» Written problem: Find the lines that contain the word "فقال" and copy each one.

» Input rows:

——

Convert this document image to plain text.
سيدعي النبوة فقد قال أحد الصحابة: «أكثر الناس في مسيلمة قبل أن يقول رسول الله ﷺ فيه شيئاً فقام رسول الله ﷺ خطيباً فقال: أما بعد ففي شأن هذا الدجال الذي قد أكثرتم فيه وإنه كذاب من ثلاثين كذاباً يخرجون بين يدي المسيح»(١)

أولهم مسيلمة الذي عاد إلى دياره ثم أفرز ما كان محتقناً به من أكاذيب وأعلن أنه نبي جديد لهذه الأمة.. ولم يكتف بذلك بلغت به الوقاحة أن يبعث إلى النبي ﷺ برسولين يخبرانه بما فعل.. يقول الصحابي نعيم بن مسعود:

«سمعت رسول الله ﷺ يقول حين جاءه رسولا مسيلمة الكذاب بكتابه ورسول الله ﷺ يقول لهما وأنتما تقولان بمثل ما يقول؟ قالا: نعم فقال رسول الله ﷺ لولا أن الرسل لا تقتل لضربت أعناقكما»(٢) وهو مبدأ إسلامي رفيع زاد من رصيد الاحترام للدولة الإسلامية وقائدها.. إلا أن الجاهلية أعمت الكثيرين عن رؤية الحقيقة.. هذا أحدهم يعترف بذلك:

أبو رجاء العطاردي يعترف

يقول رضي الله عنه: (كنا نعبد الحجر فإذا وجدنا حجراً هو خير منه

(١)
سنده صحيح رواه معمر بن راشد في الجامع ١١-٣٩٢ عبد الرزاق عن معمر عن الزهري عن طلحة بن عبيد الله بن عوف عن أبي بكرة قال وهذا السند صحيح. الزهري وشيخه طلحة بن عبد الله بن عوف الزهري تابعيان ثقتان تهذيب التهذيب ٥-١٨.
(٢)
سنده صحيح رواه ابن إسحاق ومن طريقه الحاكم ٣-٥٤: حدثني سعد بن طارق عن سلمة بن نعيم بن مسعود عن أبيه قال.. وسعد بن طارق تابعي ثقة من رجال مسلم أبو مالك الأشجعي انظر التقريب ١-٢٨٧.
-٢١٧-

——

» Full output:
سيدعي النبوة فقد قال أحد الصحابة: «أكثر الناس في مسيلمة قبل أن يقول رسول الله ﷺ فيه شيئاً فقام رسول الله ﷺ خطيباً فقال: أما بعد ففي شأن هذا الدجال الذي قد أكثرتم فيه وإنه كذاب من ثلاثين كذاباً يخرجون بين يدي المسيح»(١)
«سمعت رسول الله ﷺ يقول حين جاءه رسولا مسيلمة الكذاب بكتابه ورسول الله ﷺ يقول لهما وأنتما تقولان بمثل ما يقول؟ قالا: نعم فقال رسول الله ﷺ لولا أن الرسل لا تقتل لضربت أعناقكما»(٢) وهو مبدأ إسلامي رفيع زاد من رصيد الاحترام للدولة الإسلامية وقائدها.. إلا أن الجاهلية أعمت الكثيرين عن رؤية الحقيقة.. هذا أحدهم يعترف بذلك:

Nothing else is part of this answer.